- _RECORDS PROVIDED_
-- begin --
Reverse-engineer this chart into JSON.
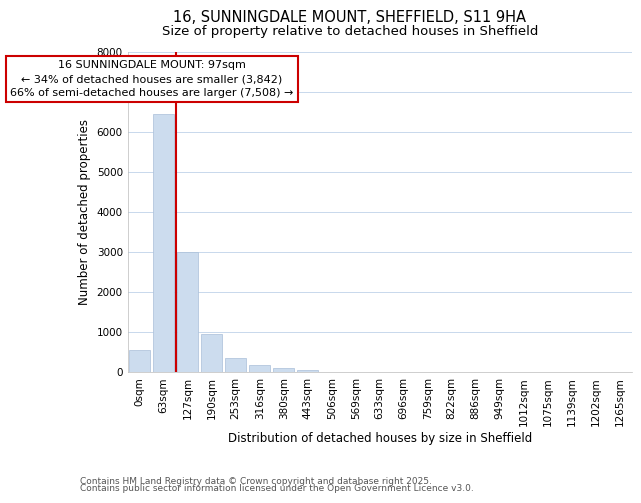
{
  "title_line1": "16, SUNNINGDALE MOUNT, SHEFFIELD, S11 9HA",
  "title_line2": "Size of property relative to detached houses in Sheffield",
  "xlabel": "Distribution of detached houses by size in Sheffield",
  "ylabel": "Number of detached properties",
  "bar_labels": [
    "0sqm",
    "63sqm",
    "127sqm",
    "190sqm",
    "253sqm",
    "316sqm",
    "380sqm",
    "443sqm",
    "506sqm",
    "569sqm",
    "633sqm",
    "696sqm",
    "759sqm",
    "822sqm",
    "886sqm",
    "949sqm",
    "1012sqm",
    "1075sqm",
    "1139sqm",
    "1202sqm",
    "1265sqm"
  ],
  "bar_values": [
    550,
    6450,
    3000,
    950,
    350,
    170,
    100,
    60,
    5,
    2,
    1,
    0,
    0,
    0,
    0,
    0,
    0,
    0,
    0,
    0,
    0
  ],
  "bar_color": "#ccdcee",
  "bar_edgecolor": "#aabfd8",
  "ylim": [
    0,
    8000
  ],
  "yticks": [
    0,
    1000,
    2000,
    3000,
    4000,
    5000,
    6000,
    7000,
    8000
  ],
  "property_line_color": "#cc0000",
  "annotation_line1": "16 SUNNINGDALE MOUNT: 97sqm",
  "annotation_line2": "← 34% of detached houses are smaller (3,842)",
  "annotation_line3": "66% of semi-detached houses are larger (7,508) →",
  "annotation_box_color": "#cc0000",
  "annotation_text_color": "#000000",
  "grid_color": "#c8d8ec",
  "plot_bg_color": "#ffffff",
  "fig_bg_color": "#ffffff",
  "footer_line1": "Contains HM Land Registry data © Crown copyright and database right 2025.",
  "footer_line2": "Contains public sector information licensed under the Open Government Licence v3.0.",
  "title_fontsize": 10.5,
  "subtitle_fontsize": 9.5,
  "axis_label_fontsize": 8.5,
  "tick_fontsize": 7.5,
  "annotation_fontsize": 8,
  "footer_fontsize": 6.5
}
-- end --
-- begin --
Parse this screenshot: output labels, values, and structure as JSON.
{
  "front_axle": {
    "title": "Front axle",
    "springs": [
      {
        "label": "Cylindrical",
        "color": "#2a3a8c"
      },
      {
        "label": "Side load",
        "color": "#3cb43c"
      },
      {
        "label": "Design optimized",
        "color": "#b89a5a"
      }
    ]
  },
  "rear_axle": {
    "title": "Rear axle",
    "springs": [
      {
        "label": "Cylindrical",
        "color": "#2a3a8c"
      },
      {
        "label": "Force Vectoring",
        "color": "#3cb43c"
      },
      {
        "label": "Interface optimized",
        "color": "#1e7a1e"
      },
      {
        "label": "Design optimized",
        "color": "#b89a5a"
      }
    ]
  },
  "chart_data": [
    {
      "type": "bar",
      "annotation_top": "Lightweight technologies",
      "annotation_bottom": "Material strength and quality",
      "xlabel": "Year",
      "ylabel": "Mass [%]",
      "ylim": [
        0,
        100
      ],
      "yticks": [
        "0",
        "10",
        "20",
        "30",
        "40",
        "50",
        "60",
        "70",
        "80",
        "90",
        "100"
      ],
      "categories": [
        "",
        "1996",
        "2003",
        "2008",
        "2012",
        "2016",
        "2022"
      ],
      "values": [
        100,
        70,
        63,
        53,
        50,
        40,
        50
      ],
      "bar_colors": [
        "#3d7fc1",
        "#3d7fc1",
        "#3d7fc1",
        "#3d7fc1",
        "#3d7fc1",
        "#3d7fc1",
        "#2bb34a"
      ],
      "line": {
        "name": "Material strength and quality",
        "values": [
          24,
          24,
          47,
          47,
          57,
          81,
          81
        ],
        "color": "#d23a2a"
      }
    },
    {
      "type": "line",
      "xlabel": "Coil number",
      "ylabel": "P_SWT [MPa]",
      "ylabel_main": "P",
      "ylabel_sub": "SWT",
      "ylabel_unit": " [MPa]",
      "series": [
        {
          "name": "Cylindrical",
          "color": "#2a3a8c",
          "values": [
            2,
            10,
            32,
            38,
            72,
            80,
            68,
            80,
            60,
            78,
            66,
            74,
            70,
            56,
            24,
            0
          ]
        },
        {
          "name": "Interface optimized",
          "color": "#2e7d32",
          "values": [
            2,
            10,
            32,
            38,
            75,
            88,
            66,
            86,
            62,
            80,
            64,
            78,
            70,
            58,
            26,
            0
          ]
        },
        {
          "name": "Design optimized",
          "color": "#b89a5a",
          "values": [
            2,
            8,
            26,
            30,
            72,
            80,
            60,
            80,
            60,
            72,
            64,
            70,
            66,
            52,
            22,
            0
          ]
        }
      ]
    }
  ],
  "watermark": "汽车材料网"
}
-- end --
-- begin --
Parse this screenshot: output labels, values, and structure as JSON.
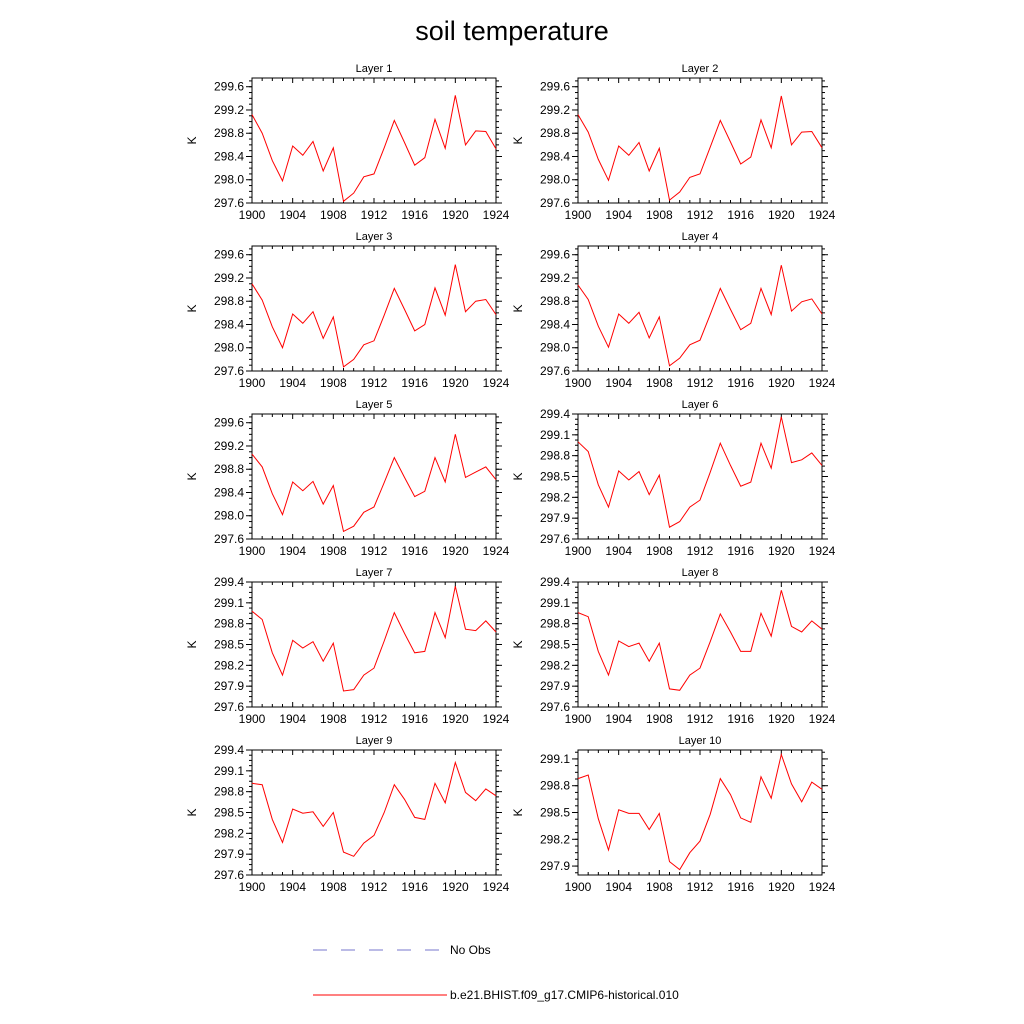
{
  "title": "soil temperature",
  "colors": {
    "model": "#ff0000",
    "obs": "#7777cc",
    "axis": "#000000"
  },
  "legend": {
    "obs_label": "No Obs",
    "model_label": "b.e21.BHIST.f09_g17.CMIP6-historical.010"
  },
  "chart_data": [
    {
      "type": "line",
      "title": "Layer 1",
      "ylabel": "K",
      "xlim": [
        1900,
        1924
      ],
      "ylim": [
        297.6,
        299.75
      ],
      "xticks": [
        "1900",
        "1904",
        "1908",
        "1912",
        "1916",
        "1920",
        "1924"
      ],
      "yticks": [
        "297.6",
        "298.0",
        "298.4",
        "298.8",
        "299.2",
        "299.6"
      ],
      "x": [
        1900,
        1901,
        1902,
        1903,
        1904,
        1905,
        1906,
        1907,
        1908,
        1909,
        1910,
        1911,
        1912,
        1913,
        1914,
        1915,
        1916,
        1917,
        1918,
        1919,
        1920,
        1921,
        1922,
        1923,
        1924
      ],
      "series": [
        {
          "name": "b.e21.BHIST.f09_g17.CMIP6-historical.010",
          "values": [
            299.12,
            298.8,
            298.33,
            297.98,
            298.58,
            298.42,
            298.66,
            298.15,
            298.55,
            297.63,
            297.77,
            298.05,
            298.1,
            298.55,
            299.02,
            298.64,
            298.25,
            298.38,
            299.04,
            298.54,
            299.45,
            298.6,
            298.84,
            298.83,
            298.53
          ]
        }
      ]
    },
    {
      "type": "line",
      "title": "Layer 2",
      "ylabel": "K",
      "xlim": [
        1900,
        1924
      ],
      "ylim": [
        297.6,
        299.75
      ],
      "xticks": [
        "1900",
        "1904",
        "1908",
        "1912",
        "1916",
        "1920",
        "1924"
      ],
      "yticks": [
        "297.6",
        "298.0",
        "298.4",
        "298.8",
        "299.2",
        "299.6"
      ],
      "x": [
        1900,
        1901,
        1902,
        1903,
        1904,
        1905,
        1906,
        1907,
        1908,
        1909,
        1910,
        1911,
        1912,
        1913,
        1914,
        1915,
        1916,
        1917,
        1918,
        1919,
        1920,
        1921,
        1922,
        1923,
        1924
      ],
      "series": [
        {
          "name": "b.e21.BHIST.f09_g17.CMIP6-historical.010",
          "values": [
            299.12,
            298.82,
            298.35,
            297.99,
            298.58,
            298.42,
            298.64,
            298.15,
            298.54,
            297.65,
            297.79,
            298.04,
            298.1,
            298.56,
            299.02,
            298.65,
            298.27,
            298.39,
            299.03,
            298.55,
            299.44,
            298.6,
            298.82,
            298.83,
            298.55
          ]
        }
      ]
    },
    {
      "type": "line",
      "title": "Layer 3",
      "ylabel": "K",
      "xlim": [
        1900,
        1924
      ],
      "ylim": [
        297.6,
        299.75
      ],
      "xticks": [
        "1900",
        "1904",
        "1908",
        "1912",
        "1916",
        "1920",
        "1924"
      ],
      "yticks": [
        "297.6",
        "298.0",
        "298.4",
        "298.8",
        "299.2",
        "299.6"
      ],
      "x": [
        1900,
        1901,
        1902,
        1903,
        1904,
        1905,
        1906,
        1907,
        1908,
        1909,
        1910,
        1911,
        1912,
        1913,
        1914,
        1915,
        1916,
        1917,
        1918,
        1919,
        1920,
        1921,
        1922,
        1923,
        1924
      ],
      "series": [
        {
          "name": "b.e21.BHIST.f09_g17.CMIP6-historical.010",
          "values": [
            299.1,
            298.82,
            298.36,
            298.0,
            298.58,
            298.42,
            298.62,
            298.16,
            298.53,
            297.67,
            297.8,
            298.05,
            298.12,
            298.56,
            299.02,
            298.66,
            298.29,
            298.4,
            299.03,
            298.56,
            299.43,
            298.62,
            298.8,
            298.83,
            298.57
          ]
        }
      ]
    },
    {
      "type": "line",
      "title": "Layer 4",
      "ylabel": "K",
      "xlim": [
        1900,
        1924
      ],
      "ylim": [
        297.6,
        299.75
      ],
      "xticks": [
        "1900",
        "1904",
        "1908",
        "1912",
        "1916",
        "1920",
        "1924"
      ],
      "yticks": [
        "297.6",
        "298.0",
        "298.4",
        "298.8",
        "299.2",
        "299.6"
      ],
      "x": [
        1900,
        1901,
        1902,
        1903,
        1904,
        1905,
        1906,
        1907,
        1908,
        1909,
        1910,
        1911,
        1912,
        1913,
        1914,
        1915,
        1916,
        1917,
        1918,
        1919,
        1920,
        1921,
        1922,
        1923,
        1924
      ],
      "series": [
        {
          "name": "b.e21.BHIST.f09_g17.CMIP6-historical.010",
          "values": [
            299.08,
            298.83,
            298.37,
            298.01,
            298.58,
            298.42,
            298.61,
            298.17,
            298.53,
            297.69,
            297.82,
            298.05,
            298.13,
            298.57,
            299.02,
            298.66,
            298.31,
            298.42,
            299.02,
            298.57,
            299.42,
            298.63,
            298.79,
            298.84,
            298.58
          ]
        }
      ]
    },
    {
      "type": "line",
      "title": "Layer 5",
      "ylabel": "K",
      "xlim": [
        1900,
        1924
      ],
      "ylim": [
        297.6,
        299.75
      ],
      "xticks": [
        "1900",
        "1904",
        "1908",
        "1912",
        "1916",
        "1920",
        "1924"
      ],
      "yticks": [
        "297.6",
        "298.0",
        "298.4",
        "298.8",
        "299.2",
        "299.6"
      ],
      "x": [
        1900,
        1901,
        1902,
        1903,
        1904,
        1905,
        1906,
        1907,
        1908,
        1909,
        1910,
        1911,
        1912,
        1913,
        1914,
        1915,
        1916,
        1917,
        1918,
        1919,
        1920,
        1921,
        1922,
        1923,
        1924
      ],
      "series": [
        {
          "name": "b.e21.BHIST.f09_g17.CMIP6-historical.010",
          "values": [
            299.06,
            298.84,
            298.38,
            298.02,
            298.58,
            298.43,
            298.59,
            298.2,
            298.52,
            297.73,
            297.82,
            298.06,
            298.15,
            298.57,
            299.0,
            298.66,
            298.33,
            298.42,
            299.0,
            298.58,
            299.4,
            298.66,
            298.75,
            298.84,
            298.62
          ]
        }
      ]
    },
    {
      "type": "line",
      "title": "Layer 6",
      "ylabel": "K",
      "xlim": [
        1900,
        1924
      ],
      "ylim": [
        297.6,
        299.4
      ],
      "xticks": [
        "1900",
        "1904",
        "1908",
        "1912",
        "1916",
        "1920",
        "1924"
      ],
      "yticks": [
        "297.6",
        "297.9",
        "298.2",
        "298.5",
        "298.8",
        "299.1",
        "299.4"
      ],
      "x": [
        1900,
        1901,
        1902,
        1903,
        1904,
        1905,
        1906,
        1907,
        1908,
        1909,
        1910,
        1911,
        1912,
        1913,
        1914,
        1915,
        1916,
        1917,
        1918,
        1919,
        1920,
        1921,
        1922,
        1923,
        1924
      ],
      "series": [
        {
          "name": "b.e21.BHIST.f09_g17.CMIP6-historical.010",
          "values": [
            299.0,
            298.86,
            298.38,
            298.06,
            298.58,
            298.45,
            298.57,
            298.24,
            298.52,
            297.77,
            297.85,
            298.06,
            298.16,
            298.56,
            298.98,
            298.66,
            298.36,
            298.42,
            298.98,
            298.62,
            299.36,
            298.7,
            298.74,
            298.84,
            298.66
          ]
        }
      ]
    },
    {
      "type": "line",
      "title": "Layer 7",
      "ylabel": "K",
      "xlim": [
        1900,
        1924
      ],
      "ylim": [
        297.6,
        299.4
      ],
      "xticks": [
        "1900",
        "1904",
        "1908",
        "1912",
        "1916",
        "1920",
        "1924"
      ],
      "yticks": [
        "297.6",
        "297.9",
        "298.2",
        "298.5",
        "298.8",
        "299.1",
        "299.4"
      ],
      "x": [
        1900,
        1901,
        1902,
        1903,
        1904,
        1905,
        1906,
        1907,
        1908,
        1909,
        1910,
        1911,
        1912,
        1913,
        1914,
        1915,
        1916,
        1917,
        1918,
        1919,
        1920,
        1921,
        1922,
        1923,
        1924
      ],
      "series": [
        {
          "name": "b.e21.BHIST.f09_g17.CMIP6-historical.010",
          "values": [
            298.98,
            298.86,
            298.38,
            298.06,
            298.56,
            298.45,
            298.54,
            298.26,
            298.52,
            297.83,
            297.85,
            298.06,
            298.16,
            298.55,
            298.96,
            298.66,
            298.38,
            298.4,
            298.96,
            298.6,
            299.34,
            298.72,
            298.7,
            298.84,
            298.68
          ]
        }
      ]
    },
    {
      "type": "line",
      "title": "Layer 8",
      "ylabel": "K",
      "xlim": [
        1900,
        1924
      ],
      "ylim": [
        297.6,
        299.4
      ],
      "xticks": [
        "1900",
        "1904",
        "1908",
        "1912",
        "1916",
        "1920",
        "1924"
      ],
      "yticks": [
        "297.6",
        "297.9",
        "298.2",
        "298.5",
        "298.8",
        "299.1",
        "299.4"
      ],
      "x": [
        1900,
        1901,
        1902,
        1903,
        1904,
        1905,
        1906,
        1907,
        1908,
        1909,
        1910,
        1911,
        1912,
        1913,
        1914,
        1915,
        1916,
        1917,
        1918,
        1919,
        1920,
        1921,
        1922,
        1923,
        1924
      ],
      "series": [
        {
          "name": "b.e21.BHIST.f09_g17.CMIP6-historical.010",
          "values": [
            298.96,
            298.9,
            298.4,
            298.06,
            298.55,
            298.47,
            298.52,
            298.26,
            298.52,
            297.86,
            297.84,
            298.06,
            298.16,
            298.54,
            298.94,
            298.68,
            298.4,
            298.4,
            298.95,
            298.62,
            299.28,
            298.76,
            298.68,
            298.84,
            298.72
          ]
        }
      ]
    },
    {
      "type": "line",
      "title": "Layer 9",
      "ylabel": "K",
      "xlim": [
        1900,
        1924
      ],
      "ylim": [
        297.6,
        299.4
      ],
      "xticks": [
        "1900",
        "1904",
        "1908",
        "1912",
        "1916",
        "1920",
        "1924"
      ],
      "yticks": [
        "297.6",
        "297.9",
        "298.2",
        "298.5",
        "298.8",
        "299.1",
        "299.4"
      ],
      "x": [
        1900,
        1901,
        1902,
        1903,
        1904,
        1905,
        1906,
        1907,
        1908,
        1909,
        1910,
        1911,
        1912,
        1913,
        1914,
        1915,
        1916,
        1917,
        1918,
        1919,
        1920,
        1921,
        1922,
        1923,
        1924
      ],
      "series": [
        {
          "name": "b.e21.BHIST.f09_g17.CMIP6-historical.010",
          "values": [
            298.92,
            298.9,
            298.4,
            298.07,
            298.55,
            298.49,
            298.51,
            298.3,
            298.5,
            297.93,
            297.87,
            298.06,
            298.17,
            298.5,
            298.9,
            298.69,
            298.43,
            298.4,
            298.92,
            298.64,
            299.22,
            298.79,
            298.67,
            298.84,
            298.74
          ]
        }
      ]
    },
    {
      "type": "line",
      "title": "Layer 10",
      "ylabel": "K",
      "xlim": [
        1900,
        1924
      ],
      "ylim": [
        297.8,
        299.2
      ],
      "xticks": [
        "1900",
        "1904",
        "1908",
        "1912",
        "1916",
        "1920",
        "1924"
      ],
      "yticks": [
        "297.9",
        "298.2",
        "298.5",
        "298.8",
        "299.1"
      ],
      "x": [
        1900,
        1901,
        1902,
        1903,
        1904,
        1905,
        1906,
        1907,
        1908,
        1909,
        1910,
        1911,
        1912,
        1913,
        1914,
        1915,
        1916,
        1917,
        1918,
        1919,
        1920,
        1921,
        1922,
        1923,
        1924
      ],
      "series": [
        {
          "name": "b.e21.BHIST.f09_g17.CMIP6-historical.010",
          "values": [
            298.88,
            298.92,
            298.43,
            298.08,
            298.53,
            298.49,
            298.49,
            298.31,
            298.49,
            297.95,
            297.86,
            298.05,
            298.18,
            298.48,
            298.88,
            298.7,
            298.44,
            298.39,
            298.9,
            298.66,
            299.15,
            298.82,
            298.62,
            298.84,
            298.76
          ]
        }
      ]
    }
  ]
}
-- end --
- _TASK PROMPT_
Which lines contain the word "ffffff"? Copy each one.

- _FINAL ANSWER_
  "plot_bg_color": "#ffffff",
  "fig_bg_color": "#ffffff",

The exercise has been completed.